*To do*
Work out the number of lines in the listing that include the string "JSON". Reply with that number alone.
====
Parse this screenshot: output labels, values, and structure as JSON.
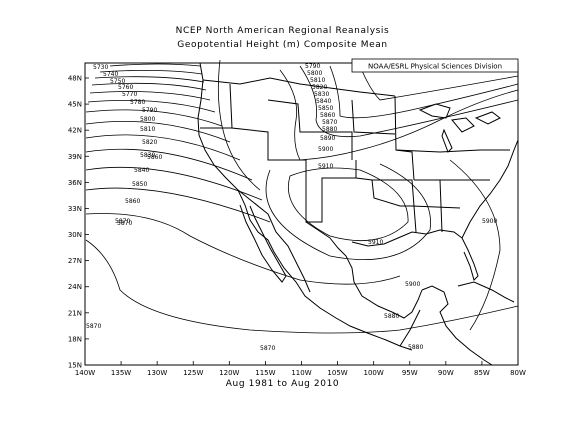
{
  "title_line1": "NCEP North American Regional Reanalysis",
  "title_line2": "Geopotential Height (m) Composite Mean",
  "subtitle": "Aug 1981 to Aug 2010",
  "credit": "NOAA/ESRL Physical Sciences Division",
  "lat_labels": [
    "48N",
    "45N",
    "42N",
    "39N",
    "36N",
    "33N",
    "30N",
    "27N",
    "24N",
    "21N",
    "18N",
    "15N"
  ],
  "lon_labels": [
    "140W",
    "135W",
    "130W",
    "125W",
    "120W",
    "115W",
    "110W",
    "105W",
    "100W",
    "95W",
    "90W",
    "85W",
    "80W"
  ],
  "contours_north": [
    "5730",
    "5740",
    "5750",
    "5760",
    "5770",
    "5780",
    "5790",
    "5800",
    "5810",
    "5820",
    "5830",
    "5840",
    "5850",
    "5860",
    "5870"
  ],
  "contours_east": [
    "5790",
    "5800",
    "5810",
    "5820",
    "5830",
    "5840",
    "5850",
    "5860",
    "5870",
    "5880",
    "5890"
  ],
  "contour_labels_other": [
    "5900",
    "5910",
    "5910",
    "5900",
    "5900",
    "5880",
    "5880",
    "5870",
    "5870",
    "5870",
    "5860"
  ]
}
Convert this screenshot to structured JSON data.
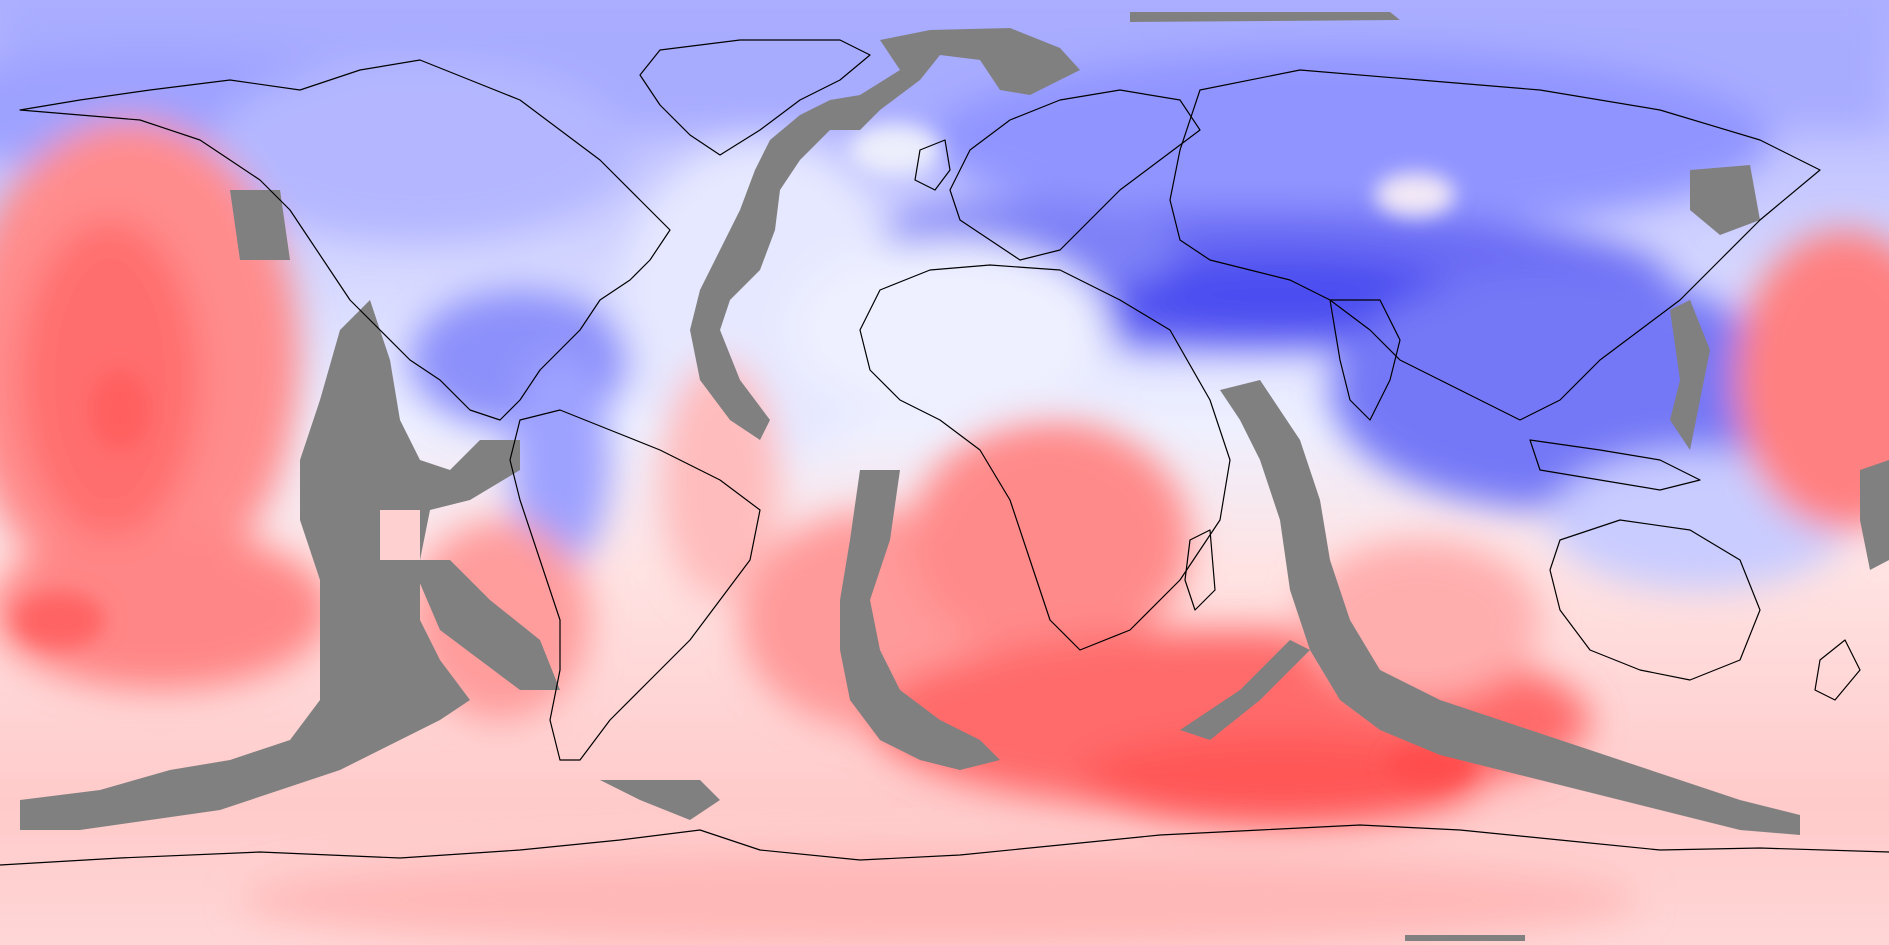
{
  "map": {
    "type": "global-anomaly-field",
    "projection": "equirectangular",
    "colormap": {
      "low": "#3a3af0",
      "mid": "#f5f5ff",
      "high": "#ff5a5a"
    },
    "mask_color": "#808080",
    "coastline_color": "#000000",
    "legend": null
  }
}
====
*Full solution*
2